* Start PROVIDED INFORMATION *

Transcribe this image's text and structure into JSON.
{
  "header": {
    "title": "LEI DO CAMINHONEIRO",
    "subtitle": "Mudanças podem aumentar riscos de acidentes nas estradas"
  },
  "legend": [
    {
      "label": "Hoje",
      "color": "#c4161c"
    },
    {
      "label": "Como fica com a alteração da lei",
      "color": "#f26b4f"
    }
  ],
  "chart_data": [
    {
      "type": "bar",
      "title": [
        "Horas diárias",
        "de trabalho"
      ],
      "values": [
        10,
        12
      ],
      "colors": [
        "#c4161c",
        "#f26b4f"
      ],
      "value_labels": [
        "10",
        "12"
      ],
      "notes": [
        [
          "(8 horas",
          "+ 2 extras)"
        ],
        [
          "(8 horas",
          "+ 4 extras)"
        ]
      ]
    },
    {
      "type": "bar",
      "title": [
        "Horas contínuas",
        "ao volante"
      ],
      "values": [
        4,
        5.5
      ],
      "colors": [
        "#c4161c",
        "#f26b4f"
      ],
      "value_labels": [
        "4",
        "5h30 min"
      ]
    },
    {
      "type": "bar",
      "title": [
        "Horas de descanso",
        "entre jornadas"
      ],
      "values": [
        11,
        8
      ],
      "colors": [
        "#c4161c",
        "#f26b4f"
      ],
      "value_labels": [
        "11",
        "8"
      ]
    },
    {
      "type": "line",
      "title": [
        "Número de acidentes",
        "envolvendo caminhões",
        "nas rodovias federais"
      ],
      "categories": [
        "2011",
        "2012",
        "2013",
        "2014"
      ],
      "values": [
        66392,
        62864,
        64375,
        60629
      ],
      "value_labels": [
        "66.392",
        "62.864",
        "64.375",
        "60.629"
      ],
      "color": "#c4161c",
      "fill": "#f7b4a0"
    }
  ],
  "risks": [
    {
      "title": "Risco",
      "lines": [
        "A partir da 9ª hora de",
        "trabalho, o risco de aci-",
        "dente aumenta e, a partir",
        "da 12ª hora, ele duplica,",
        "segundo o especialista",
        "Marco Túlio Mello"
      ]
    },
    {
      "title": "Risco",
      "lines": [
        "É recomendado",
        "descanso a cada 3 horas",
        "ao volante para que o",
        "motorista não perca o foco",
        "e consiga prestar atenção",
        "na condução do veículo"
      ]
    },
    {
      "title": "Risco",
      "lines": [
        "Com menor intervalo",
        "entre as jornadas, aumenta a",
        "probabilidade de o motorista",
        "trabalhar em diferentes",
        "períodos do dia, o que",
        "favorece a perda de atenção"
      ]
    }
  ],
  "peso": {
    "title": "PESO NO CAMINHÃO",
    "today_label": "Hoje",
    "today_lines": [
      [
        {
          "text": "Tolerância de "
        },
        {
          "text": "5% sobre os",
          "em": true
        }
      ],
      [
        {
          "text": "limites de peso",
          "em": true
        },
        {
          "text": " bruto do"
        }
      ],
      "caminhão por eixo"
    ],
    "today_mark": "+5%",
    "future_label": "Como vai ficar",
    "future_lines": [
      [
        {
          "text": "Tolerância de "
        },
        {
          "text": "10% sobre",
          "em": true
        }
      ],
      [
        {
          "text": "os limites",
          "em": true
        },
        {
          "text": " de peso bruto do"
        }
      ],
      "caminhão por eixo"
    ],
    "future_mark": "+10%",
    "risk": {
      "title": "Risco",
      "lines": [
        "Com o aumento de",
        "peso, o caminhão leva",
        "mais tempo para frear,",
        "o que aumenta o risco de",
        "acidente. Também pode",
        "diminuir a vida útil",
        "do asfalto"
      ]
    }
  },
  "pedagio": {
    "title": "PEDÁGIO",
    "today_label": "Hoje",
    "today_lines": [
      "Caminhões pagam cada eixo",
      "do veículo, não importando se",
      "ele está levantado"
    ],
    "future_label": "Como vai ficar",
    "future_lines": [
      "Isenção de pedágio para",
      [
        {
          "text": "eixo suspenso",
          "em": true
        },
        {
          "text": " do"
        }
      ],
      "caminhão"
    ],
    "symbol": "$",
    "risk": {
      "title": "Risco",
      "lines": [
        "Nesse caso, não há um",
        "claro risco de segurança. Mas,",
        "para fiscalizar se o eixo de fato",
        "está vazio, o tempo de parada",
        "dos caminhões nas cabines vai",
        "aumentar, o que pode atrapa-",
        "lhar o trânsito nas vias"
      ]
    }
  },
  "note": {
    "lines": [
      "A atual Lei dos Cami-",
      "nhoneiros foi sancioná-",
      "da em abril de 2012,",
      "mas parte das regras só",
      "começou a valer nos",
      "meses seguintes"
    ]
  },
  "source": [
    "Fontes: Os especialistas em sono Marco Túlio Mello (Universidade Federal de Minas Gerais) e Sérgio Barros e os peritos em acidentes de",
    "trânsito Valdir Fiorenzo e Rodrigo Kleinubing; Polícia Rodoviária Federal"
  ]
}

* End PROVIDED INFORMATION *

- [TASK PROMPT]: Could you transcribe the records in full, exactly?

- [RESPONSE TO THIS TASK]:
Transcribe this image's text and structure into JSON.
{
  "header": {
    "title": "LEI DO CAMINHONEIRO",
    "subtitle": "Mudanças podem aumentar riscos de acidentes nas estradas"
  },
  "legend": [
    {
      "label": "Hoje",
      "color": "#c4161c"
    },
    {
      "label": "Como fica com a alteração da lei",
      "color": "#f26b4f"
    }
  ],
  "chart_data": [
    {
      "type": "bar",
      "title": [
        "Horas diárias",
        "de trabalho"
      ],
      "values": [
        10,
        12
      ],
      "colors": [
        "#c4161c",
        "#f26b4f"
      ],
      "value_labels": [
        "10",
        "12"
      ],
      "notes": [
        [
          "(8 horas",
          "+ 2 extras)"
        ],
        [
          "(8 horas",
          "+ 4 extras)"
        ]
      ]
    },
    {
      "type": "bar",
      "title": [
        "Horas contínuas",
        "ao volante"
      ],
      "values": [
        4,
        5.5
      ],
      "colors": [
        "#c4161c",
        "#f26b4f"
      ],
      "value_labels": [
        "4",
        "5h30 min"
      ]
    },
    {
      "type": "bar",
      "title": [
        "Horas de descanso",
        "entre jornadas"
      ],
      "values": [
        11,
        8
      ],
      "colors": [
        "#c4161c",
        "#f26b4f"
      ],
      "value_labels": [
        "11",
        "8"
      ]
    },
    {
      "type": "line",
      "title": [
        "Número de acidentes",
        "envolvendo caminhões",
        "nas rodovias federais"
      ],
      "categories": [
        "2011",
        "2012",
        "2013",
        "2014"
      ],
      "values": [
        66392,
        62864,
        64375,
        60629
      ],
      "value_labels": [
        "66.392",
        "62.864",
        "64.375",
        "60.629"
      ],
      "color": "#c4161c",
      "fill": "#f7b4a0"
    }
  ],
  "risks": [
    {
      "title": "Risco",
      "lines": [
        "A partir da 9ª hora de",
        "trabalho, o risco de aci-",
        "dente aumenta e, a partir",
        "da 12ª hora, ele duplica,",
        "segundo o especialista",
        "Marco Túlio Mello"
      ]
    },
    {
      "title": "Risco",
      "lines": [
        "É recomendado",
        "descanso a cada 3 horas",
        "ao volante para que o",
        "motorista não perca o foco",
        "e consiga prestar atenção",
        "na condução do veículo"
      ]
    },
    {
      "title": "Risco",
      "lines": [
        "Com menor intervalo",
        "entre as jornadas, aumenta a",
        "probabilidade de o motorista",
        "trabalhar em diferentes",
        "períodos do dia, o que",
        "favorece a perda de atenção"
      ]
    }
  ],
  "peso": {
    "title": "PESO NO CAMINHÃO",
    "today_label": "Hoje",
    "today_lines": [
      [
        {
          "text": "Tolerância de "
        },
        {
          "text": "5% sobre os",
          "em": true
        }
      ],
      [
        {
          "text": "limites de peso",
          "em": true
        },
        {
          "text": " bruto do"
        }
      ],
      "caminhão por eixo"
    ],
    "today_mark": "+5%",
    "future_label": "Como vai ficar",
    "future_lines": [
      [
        {
          "text": "Tolerância de "
        },
        {
          "text": "10% sobre",
          "em": true
        }
      ],
      [
        {
          "text": "os limites",
          "em": true
        },
        {
          "text": " de peso bruto do"
        }
      ],
      "caminhão por eixo"
    ],
    "future_mark": "+10%",
    "risk": {
      "title": "Risco",
      "lines": [
        "Com o aumento de",
        "peso, o caminhão leva",
        "mais tempo para frear,",
        "o que aumenta o risco de",
        "acidente. Também pode",
        "diminuir a vida útil",
        "do asfalto"
      ]
    }
  },
  "pedagio": {
    "title": "PEDÁGIO",
    "today_label": "Hoje",
    "today_lines": [
      "Caminhões pagam cada eixo",
      "do veículo, não importando se",
      "ele está levantado"
    ],
    "future_label": "Como vai ficar",
    "future_lines": [
      "Isenção de pedágio para",
      [
        {
          "text": "eixo suspenso",
          "em": true
        },
        {
          "text": " do"
        }
      ],
      "caminhão"
    ],
    "symbol": "$",
    "risk": {
      "title": "Risco",
      "lines": [
        "Nesse caso, não há um",
        "claro risco de segurança. Mas,",
        "para fiscalizar se o eixo de fato",
        "está vazio, o tempo de parada",
        "dos caminhões nas cabines vai",
        "aumentar, o que pode atrapa-",
        "lhar o trânsito nas vias"
      ]
    }
  },
  "note": {
    "lines": [
      "A atual Lei dos Cami-",
      "nhoneiros foi sancioná-",
      "da em abril de 2012,",
      "mas parte das regras só",
      "começou a valer nos",
      "meses seguintes"
    ]
  },
  "source": [
    "Fontes: Os especialistas em sono Marco Túlio Mello (Universidade Federal de Minas Gerais) e Sérgio Barros e os peritos em acidentes de",
    "trânsito Valdir Fiorenzo e Rodrigo Kleinubing; Polícia Rodoviária Federal"
  ]
}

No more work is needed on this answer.